WRITTEN PROBLEM: Quote the full listing word for word.

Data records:
# # # # # # #

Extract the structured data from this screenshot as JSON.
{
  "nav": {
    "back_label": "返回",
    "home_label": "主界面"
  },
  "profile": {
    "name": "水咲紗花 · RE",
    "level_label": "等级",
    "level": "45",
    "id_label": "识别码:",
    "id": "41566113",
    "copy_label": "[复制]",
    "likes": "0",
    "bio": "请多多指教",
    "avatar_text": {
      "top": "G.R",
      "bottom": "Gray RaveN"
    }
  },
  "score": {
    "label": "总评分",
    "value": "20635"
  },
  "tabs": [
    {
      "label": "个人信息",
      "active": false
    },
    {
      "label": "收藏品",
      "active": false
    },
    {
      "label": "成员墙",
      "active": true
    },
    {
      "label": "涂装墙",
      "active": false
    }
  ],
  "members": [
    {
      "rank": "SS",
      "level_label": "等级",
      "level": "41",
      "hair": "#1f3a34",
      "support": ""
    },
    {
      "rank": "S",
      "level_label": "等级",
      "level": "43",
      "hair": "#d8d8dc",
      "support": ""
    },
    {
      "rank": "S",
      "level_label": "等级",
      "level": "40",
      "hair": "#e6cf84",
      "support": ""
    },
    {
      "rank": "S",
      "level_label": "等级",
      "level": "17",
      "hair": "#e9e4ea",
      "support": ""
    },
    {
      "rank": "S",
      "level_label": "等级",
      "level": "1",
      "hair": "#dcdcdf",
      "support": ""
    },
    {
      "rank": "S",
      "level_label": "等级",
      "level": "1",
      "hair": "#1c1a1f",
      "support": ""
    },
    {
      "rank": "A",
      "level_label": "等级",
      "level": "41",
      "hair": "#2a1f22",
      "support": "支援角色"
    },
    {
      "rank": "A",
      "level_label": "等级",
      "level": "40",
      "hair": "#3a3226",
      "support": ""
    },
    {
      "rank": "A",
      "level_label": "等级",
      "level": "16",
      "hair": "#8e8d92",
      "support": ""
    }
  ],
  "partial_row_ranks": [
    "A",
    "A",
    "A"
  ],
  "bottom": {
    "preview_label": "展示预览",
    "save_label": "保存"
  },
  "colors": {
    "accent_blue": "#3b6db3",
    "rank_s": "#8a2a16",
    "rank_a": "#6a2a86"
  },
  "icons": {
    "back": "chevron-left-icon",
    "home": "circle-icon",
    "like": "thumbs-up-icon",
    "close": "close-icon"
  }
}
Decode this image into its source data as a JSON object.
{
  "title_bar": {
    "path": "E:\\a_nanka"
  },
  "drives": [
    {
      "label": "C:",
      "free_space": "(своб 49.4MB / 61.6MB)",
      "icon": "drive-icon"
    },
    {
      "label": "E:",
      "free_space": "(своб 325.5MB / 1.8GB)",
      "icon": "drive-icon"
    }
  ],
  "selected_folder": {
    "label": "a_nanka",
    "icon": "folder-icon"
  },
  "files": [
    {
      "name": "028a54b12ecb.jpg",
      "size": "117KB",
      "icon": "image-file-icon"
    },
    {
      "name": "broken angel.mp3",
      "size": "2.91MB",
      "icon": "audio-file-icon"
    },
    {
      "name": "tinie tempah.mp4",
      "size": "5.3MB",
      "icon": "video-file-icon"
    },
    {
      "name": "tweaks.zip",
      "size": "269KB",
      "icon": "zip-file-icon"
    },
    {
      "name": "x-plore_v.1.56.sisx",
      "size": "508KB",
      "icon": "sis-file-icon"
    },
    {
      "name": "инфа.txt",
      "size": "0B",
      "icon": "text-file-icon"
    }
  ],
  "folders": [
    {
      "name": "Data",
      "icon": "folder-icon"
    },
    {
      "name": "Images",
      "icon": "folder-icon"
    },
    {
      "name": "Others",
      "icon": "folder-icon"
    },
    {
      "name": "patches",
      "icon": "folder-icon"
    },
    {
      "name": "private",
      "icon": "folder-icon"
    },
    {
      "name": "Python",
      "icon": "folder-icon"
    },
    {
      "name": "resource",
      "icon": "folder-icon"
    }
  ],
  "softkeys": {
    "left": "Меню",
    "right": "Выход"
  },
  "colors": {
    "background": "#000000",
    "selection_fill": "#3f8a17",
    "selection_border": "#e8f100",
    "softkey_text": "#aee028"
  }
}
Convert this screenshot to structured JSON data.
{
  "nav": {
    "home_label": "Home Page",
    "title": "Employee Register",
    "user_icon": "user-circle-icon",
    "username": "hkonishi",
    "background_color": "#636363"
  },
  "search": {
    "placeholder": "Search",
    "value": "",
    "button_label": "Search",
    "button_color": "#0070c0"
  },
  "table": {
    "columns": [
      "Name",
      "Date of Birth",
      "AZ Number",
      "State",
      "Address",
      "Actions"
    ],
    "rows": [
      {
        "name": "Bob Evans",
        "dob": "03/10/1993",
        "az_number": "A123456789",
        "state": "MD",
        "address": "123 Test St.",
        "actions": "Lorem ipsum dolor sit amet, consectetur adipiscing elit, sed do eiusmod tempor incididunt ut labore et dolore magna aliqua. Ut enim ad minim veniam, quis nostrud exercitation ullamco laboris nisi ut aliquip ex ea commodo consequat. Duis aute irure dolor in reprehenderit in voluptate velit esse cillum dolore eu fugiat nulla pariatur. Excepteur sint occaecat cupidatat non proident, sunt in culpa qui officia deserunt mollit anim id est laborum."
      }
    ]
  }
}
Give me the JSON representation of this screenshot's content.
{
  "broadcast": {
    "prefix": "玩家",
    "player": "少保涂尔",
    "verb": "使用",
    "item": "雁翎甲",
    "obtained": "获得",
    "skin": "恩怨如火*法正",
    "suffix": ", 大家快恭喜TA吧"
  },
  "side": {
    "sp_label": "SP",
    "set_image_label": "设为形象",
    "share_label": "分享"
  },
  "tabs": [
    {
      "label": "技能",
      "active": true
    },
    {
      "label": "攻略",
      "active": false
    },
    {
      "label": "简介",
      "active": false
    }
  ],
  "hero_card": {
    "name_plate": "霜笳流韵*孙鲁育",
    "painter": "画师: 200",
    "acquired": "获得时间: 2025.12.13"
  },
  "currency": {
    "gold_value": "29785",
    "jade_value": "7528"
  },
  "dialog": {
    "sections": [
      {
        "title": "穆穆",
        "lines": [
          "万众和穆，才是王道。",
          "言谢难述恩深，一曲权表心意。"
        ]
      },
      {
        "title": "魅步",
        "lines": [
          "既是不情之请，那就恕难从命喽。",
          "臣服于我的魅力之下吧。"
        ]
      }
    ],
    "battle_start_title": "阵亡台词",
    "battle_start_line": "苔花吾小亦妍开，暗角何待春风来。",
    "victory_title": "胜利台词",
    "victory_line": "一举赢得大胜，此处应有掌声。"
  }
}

# # # # # # #

FINAL RESULT:
Extract the structured data from this screenshot as JSON.
{
  "nav": {
    "back_label": "返回",
    "home_label": "主界面"
  },
  "profile": {
    "name": "水咲紗花 · RE",
    "level_label": "等级",
    "level": "45",
    "id_label": "识别码:",
    "id": "41566113",
    "copy_label": "[复制]",
    "likes": "0",
    "bio": "请多多指教",
    "avatar_text": {
      "top": "G.R",
      "bottom": "Gray RaveN"
    }
  },
  "score": {
    "label": "总评分",
    "value": "20635"
  },
  "tabs": [
    {
      "label": "个人信息",
      "active": false
    },
    {
      "label": "收藏品",
      "active": false
    },
    {
      "label": "成员墙",
      "active": true
    },
    {
      "label": "涂装墙",
      "active": false
    }
  ],
  "members": [
    {
      "rank": "SS",
      "level_label": "等级",
      "level": "41",
      "hair": "#1f3a34",
      "support": ""
    },
    {
      "rank": "S",
      "level_label": "等级",
      "level": "43",
      "hair": "#d8d8dc",
      "support": ""
    },
    {
      "rank": "S",
      "level_label": "等级",
      "level": "40",
      "hair": "#e6cf84",
      "support": ""
    },
    {
      "rank": "S",
      "level_label": "等级",
      "level": "17",
      "hair": "#e9e4ea",
      "support": ""
    },
    {
      "rank": "S",
      "level_label": "等级",
      "level": "1",
      "hair": "#dcdcdf",
      "support": ""
    },
    {
      "rank": "S",
      "level_label": "等级",
      "level": "1",
      "hair": "#1c1a1f",
      "support": ""
    },
    {
      "rank": "A",
      "level_label": "等级",
      "level": "41",
      "hair": "#2a1f22",
      "support": "支援角色"
    },
    {
      "rank": "A",
      "level_label": "等级",
      "level": "40",
      "hair": "#3a3226",
      "support": ""
    },
    {
      "rank": "A",
      "level_label": "等级",
      "level": "16",
      "hair": "#8e8d92",
      "support": ""
    }
  ],
  "partial_row_ranks": [
    "A",
    "A",
    "A"
  ],
  "bottom": {
    "preview_label": "展示预览",
    "save_label": "保存"
  },
  "colors": {
    "accent_blue": "#3b6db3",
    "rank_s": "#8a2a16",
    "rank_a": "#6a2a86"
  },
  "icons": {
    "back": "chevron-left-icon",
    "home": "circle-icon",
    "like": "thumbs-up-icon",
    "close": "close-icon"
  }
}
Decode this image into its source data as a JSON object.
{
  "title_bar": {
    "path": "E:\\a_nanka"
  },
  "drives": [
    {
      "label": "C:",
      "free_space": "(своб 49.4MB / 61.6MB)",
      "icon": "drive-icon"
    },
    {
      "label": "E:",
      "free_space": "(своб 325.5MB / 1.8GB)",
      "icon": "drive-icon"
    }
  ],
  "selected_folder": {
    "label": "a_nanka",
    "icon": "folder-icon"
  },
  "files": [
    {
      "name": "028a54b12ecb.jpg",
      "size": "117KB",
      "icon": "image-file-icon"
    },
    {
      "name": "broken angel.mp3",
      "size": "2.91MB",
      "icon": "audio-file-icon"
    },
    {
      "name": "tinie tempah.mp4",
      "size": "5.3MB",
      "icon": "video-file-icon"
    },
    {
      "name": "tweaks.zip",
      "size": "269KB",
      "icon": "zip-file-icon"
    },
    {
      "name": "x-plore_v.1.56.sisx",
      "size": "508KB",
      "icon": "sis-file-icon"
    },
    {
      "name": "инфа.txt",
      "size": "0B",
      "icon": "text-file-icon"
    }
  ],
  "folders": [
    {
      "name": "Data",
      "icon": "folder-icon"
    },
    {
      "name": "Images",
      "icon": "folder-icon"
    },
    {
      "name": "Others",
      "icon": "folder-icon"
    },
    {
      "name": "patches",
      "icon": "folder-icon"
    },
    {
      "name": "private",
      "icon": "folder-icon"
    },
    {
      "name": "Python",
      "icon": "folder-icon"
    },
    {
      "name": "resource",
      "icon": "folder-icon"
    }
  ],
  "softkeys": {
    "left": "Меню",
    "right": "Выход"
  },
  "colors": {
    "background": "#000000",
    "selection_fill": "#3f8a17",
    "selection_border": "#e8f100",
    "softkey_text": "#aee028"
  }
}
Convert this screenshot to structured JSON data.
{
  "nav": {
    "home_label": "Home Page",
    "title": "Employee Register",
    "user_icon": "user-circle-icon",
    "username": "hkonishi",
    "background_color": "#636363"
  },
  "search": {
    "placeholder": "Search",
    "value": "",
    "button_label": "Search",
    "button_color": "#0070c0"
  },
  "table": {
    "columns": [
      "Name",
      "Date of Birth",
      "AZ Number",
      "State",
      "Address",
      "Actions"
    ],
    "rows": [
      {
        "name": "Bob Evans",
        "dob": "03/10/1993",
        "az_number": "A123456789",
        "state": "MD",
        "address": "123 Test St.",
        "actions": "Lorem ipsum dolor sit amet, consectetur adipiscing elit, sed do eiusmod tempor incididunt ut labore et dolore magna aliqua. Ut enim ad minim veniam, quis nostrud exercitation ullamco laboris nisi ut aliquip ex ea commodo consequat. Duis aute irure dolor in reprehenderit in voluptate velit esse cillum dolore eu fugiat nulla pariatur. Excepteur sint occaecat cupidatat non proident, sunt in culpa qui officia deserunt mollit anim id est laborum."
      }
    ]
  }
}
Give me the JSON representation of this screenshot's content.
{
  "broadcast": {
    "prefix": "玩家",
    "player": "少保涂尔",
    "verb": "使用",
    "item": "雁翎甲",
    "obtained": "获得",
    "skin": "恩怨如火*法正",
    "suffix": ", 大家快恭喜TA吧"
  },
  "side": {
    "sp_label": "SP",
    "set_image_label": "设为形象",
    "share_label": "分享"
  },
  "tabs": [
    {
      "label": "技能",
      "active": true
    },
    {
      "label": "攻略",
      "active": false
    },
    {
      "label": "简介",
      "active": false
    }
  ],
  "hero_card": {
    "name_plate": "霜笳流韵*孙鲁育",
    "painter": "画师: 200",
    "acquired": "获得时间: 2025.12.13"
  },
  "currency": {
    "gold_value": "29785",
    "jade_value": "7528"
  },
  "dialog": {
    "sections": [
      {
        "title": "穆穆",
        "lines": [
          "万众和穆，才是王道。",
          "言谢难述恩深，一曲权表心意。"
        ]
      },
      {
        "title": "魅步",
        "lines": [
          "既是不情之请，那就恕难从命喽。",
          "臣服于我的魅力之下吧。"
        ]
      }
    ],
    "battle_start_title": "阵亡台词",
    "battle_start_line": "苔花吾小亦妍开，暗角何待春风来。",
    "victory_title": "胜利台词",
    "victory_line": "一举赢得大胜，此处应有掌声。"
  }
}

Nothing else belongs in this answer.